= Problem details =
Below are some records; retype all of them exactly.
========================================
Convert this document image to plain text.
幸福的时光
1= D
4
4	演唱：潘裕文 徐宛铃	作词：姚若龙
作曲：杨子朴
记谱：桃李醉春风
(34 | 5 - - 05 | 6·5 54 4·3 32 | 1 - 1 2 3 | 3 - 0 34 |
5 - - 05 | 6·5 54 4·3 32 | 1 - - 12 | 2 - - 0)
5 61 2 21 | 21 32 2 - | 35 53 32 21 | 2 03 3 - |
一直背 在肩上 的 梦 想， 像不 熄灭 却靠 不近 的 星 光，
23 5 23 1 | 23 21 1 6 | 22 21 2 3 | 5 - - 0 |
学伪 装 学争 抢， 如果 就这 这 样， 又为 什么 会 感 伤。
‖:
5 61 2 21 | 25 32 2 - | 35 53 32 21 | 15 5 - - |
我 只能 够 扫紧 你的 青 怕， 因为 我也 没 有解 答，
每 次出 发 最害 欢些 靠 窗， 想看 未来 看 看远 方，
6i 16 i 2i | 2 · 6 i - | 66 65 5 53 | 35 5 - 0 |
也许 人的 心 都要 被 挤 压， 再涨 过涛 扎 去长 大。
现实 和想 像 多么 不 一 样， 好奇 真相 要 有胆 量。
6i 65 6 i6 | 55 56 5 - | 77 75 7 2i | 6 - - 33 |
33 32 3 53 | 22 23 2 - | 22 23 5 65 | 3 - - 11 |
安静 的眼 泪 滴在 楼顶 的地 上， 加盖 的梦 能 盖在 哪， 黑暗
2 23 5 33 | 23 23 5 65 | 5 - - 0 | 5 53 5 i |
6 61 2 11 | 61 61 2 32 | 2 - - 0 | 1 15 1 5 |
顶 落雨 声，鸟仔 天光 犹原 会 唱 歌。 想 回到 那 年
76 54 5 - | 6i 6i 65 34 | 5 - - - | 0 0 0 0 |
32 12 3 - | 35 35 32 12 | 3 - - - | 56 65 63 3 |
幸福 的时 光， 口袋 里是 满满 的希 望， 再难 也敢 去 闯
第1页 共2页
========================================
= Solution to this task =
Convert this document image to plain text.
幸福的时光
1= D
4
4	演唱：潘裕文 徐宛铃	作词：姚若龙
作曲：杨子朴
记谱：桃李醉春风
(34 | 5 - - 05 | 6·5 54 4·3 32 | 1 - 1 2 3 | 3 - 0 34 |
5 - - 05 | 6·5 54 4·3 32 | 1 - - 12 | 2 - - 0)
5 61 2 21 | 21 32 2 - | 35 53 32 21 | 2 03 3 - |
一直背 在肩上 的 梦 想， 像不 熄灭 却靠 不近 的 星 光，
23 5 23 1 | 23 21 1 6 | 22 21 2 3 | 5 - - 0 |
学伪 装 学争 抢， 如果 就这 这 样， 又为 什么 会 感 伤。
‖:
5 61 2 21 | 25 32 2 - | 35 53 32 21 | 15 5 - - |
我 只能 够 扫紧 你的 青 怕， 因为 我也 没 有解 答，
每 次出 发 最害 欢些 靠 窗， 想看 未来 看 看远 方，
6i 16 i 2i | 2 · 6 i - | 66 65 5 53 | 35 5 - 0 |
也许 人的 心 都要 被 挤 压， 再涨 过涛 扎 去长 大。
现实 和想 像 多么 不 一 样， 好奇 真相 要 有胆 量。
6i 65 6 i6 | 55 56 5 - | 77 75 7 2i | 6 - - 33 |
33 32 3 53 | 22 23 2 - | 22 23 5 65 | 3 - - 11 |
安静 的眼 泪 滴在 楼顶 的地 上， 加盖 的梦 能 盖在 哪， 黑暗
2 23 5 33 | 23 23 5 65 | 5 - - 0 | 5 53 5 i |
6 61 2 11 | 61 61 2 32 | 2 - - 0 | 1 15 1 5 |
顶 落雨 声，鸟仔 天光 犹原 会 唱 歌。 想 回到 那 年
76 54 5 - | 6i 6i 65 34 | 5 - - - | 0 0 0 0 |
32 12 3 - | 35 35 32 12 | 3 - - - | 56 65 63 3 |
幸福 的时 光， 口袋 里是 满满 的希 望， 再难 也敢 去 闯
第1页 共2页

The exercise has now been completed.